---- Given records
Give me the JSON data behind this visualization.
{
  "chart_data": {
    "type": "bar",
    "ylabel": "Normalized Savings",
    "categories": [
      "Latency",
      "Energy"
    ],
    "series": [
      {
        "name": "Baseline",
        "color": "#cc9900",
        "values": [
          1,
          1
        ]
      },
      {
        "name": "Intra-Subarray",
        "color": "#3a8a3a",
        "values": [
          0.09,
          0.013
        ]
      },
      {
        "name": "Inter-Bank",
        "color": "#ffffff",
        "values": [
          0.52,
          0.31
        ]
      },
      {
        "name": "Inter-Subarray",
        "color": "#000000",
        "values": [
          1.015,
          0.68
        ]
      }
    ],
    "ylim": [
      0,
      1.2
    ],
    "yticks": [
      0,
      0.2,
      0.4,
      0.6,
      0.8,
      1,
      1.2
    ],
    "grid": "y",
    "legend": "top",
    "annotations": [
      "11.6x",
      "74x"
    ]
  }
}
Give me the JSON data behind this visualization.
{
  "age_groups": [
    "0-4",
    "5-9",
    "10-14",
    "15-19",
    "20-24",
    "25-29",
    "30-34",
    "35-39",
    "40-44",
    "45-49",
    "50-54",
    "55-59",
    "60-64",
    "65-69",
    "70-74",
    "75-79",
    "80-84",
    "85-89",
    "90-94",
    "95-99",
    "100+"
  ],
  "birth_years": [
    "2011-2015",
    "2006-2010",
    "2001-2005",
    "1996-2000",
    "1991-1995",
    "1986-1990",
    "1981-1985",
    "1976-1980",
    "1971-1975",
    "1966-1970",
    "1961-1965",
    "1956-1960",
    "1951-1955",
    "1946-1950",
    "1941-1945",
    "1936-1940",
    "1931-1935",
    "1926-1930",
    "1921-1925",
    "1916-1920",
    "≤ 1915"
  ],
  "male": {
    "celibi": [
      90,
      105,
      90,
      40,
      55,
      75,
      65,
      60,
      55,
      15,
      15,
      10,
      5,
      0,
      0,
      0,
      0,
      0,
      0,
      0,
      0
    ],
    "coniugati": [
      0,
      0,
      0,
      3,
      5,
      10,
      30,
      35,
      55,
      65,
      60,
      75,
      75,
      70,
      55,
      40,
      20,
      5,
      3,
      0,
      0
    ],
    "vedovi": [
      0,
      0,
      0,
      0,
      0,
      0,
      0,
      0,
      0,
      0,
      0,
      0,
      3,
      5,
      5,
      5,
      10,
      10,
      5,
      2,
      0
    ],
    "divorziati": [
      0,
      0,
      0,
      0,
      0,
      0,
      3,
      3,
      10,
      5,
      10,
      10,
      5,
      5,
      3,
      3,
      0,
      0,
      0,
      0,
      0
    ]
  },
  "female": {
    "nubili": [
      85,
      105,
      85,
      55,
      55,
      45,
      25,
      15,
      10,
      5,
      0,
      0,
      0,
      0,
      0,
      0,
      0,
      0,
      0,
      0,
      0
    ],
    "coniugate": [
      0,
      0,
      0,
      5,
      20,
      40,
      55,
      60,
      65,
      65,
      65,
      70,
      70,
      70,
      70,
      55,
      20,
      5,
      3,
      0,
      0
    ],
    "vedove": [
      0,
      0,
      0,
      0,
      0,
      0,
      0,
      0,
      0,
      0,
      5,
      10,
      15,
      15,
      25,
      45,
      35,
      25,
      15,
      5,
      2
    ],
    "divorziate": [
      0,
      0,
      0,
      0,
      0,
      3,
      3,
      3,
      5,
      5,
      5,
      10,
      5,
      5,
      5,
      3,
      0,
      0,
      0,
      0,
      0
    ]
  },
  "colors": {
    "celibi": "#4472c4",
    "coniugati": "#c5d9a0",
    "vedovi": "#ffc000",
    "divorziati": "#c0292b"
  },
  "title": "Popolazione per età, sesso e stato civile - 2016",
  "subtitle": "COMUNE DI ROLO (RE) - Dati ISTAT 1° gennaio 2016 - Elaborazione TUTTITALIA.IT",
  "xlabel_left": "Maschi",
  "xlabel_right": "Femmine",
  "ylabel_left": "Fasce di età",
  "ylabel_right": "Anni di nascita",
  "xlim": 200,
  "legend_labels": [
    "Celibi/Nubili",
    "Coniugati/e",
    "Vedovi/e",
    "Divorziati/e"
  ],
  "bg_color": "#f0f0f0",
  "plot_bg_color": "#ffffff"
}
--------
**Do this:** Which lines hold the word "name"? Return all of them from the records above.

**Solution to this exercise:**
        "name": "Baseline",
        "name": "Intra-Subarray",
        "name": "Inter-Bank",
        "name": "Inter-Subarray",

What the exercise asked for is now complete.